Extracted material —
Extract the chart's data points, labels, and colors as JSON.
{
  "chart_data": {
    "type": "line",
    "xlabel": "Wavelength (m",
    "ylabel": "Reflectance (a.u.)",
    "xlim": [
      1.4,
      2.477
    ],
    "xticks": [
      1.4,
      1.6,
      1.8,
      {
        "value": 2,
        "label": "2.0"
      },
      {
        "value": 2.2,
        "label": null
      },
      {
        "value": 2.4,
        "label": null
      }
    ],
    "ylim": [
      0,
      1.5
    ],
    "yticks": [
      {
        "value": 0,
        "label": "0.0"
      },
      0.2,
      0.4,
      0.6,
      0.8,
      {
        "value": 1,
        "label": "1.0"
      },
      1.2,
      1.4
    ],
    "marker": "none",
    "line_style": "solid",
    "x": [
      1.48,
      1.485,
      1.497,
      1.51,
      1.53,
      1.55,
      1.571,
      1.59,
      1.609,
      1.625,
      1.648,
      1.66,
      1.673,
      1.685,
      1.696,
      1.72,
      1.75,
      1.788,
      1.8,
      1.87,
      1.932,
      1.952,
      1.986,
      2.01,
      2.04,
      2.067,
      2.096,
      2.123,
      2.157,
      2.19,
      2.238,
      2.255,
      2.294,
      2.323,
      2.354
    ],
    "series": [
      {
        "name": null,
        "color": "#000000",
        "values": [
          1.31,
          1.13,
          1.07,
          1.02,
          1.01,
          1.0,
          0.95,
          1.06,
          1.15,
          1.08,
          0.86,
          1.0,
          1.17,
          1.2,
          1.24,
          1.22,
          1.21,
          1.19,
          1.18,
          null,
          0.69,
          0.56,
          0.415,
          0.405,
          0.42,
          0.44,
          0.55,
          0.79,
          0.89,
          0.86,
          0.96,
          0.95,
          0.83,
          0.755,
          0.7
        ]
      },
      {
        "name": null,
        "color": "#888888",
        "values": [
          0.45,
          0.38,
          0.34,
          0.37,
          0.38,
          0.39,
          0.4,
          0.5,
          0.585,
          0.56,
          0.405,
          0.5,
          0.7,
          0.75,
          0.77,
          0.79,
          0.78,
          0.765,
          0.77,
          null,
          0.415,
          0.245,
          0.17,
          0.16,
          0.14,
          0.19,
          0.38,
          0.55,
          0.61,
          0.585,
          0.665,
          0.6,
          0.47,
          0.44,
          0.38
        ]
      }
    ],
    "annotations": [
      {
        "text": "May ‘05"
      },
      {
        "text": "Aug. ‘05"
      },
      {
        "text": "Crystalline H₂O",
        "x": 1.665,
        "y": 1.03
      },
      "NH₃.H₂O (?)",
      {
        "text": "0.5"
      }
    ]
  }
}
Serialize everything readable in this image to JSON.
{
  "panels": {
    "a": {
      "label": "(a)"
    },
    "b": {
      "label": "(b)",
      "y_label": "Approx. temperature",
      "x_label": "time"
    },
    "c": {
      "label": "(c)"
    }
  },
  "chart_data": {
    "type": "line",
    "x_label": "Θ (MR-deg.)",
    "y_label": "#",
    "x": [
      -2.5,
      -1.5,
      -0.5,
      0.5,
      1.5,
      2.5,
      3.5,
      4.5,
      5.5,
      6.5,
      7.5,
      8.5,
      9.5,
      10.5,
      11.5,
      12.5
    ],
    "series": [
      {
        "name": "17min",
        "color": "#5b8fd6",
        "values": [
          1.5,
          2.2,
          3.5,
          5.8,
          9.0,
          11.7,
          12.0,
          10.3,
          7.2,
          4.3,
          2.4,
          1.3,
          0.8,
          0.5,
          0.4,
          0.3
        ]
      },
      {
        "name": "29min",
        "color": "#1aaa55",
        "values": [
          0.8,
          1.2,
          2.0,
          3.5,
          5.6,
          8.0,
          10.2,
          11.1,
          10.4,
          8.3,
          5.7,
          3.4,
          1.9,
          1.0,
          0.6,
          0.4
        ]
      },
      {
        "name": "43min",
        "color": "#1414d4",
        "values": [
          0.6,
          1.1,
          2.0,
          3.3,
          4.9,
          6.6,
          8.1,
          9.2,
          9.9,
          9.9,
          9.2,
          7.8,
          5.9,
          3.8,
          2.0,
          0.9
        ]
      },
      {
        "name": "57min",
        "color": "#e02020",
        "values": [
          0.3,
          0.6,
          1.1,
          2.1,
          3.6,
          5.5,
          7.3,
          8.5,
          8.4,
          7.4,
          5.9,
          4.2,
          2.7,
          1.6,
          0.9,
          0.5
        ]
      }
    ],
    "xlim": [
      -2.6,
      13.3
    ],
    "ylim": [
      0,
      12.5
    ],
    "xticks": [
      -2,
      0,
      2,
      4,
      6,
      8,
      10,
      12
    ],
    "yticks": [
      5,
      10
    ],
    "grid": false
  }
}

Objective — The entries above must be returned in full, exactly as shown.

Full output —
Extract the chart's data points, labels, and colors as JSON.
{
  "chart_data": {
    "type": "line",
    "xlabel": "Wavelength (m",
    "ylabel": "Reflectance (a.u.)",
    "xlim": [
      1.4,
      2.477
    ],
    "xticks": [
      1.4,
      1.6,
      1.8,
      {
        "value": 2,
        "label": "2.0"
      },
      {
        "value": 2.2,
        "label": null
      },
      {
        "value": 2.4,
        "label": null
      }
    ],
    "ylim": [
      0,
      1.5
    ],
    "yticks": [
      {
        "value": 0,
        "label": "0.0"
      },
      0.2,
      0.4,
      0.6,
      0.8,
      {
        "value": 1,
        "label": "1.0"
      },
      1.2,
      1.4
    ],
    "marker": "none",
    "line_style": "solid",
    "x": [
      1.48,
      1.485,
      1.497,
      1.51,
      1.53,
      1.55,
      1.571,
      1.59,
      1.609,
      1.625,
      1.648,
      1.66,
      1.673,
      1.685,
      1.696,
      1.72,
      1.75,
      1.788,
      1.8,
      1.87,
      1.932,
      1.952,
      1.986,
      2.01,
      2.04,
      2.067,
      2.096,
      2.123,
      2.157,
      2.19,
      2.238,
      2.255,
      2.294,
      2.323,
      2.354
    ],
    "series": [
      {
        "name": null,
        "color": "#000000",
        "values": [
          1.31,
          1.13,
          1.07,
          1.02,
          1.01,
          1.0,
          0.95,
          1.06,
          1.15,
          1.08,
          0.86,
          1.0,
          1.17,
          1.2,
          1.24,
          1.22,
          1.21,
          1.19,
          1.18,
          null,
          0.69,
          0.56,
          0.415,
          0.405,
          0.42,
          0.44,
          0.55,
          0.79,
          0.89,
          0.86,
          0.96,
          0.95,
          0.83,
          0.755,
          0.7
        ]
      },
      {
        "name": null,
        "color": "#888888",
        "values": [
          0.45,
          0.38,
          0.34,
          0.37,
          0.38,
          0.39,
          0.4,
          0.5,
          0.585,
          0.56,
          0.405,
          0.5,
          0.7,
          0.75,
          0.77,
          0.79,
          0.78,
          0.765,
          0.77,
          null,
          0.415,
          0.245,
          0.17,
          0.16,
          0.14,
          0.19,
          0.38,
          0.55,
          0.61,
          0.585,
          0.665,
          0.6,
          0.47,
          0.44,
          0.38
        ]
      }
    ],
    "annotations": [
      {
        "text": "May ‘05"
      },
      {
        "text": "Aug. ‘05"
      },
      {
        "text": "Crystalline H₂O",
        "x": 1.665,
        "y": 1.03
      },
      "NH₃.H₂O (?)",
      {
        "text": "0.5"
      }
    ]
  }
}
Serialize everything readable in this image to JSON.
{
  "panels": {
    "a": {
      "label": "(a)"
    },
    "b": {
      "label": "(b)",
      "y_label": "Approx. temperature",
      "x_label": "time"
    },
    "c": {
      "label": "(c)"
    }
  },
  "chart_data": {
    "type": "line",
    "x_label": "Θ (MR-deg.)",
    "y_label": "#",
    "x": [
      -2.5,
      -1.5,
      -0.5,
      0.5,
      1.5,
      2.5,
      3.5,
      4.5,
      5.5,
      6.5,
      7.5,
      8.5,
      9.5,
      10.5,
      11.5,
      12.5
    ],
    "series": [
      {
        "name": "17min",
        "color": "#5b8fd6",
        "values": [
          1.5,
          2.2,
          3.5,
          5.8,
          9.0,
          11.7,
          12.0,
          10.3,
          7.2,
          4.3,
          2.4,
          1.3,
          0.8,
          0.5,
          0.4,
          0.3
        ]
      },
      {
        "name": "29min",
        "color": "#1aaa55",
        "values": [
          0.8,
          1.2,
          2.0,
          3.5,
          5.6,
          8.0,
          10.2,
          11.1,
          10.4,
          8.3,
          5.7,
          3.4,
          1.9,
          1.0,
          0.6,
          0.4
        ]
      },
      {
        "name": "43min",
        "color": "#1414d4",
        "values": [
          0.6,
          1.1,
          2.0,
          3.3,
          4.9,
          6.6,
          8.1,
          9.2,
          9.9,
          9.9,
          9.2,
          7.8,
          5.9,
          3.8,
          2.0,
          0.9
        ]
      },
      {
        "name": "57min",
        "color": "#e02020",
        "values": [
          0.3,
          0.6,
          1.1,
          2.1,
          3.6,
          5.5,
          7.3,
          8.5,
          8.4,
          7.4,
          5.9,
          4.2,
          2.7,
          1.6,
          0.9,
          0.5
        ]
      }
    ],
    "xlim": [
      -2.6,
      13.3
    ],
    "ylim": [
      0,
      12.5
    ],
    "xticks": [
      -2,
      0,
      2,
      4,
      6,
      8,
      10,
      12
    ],
    "yticks": [
      5,
      10
    ],
    "grid": false
  }
}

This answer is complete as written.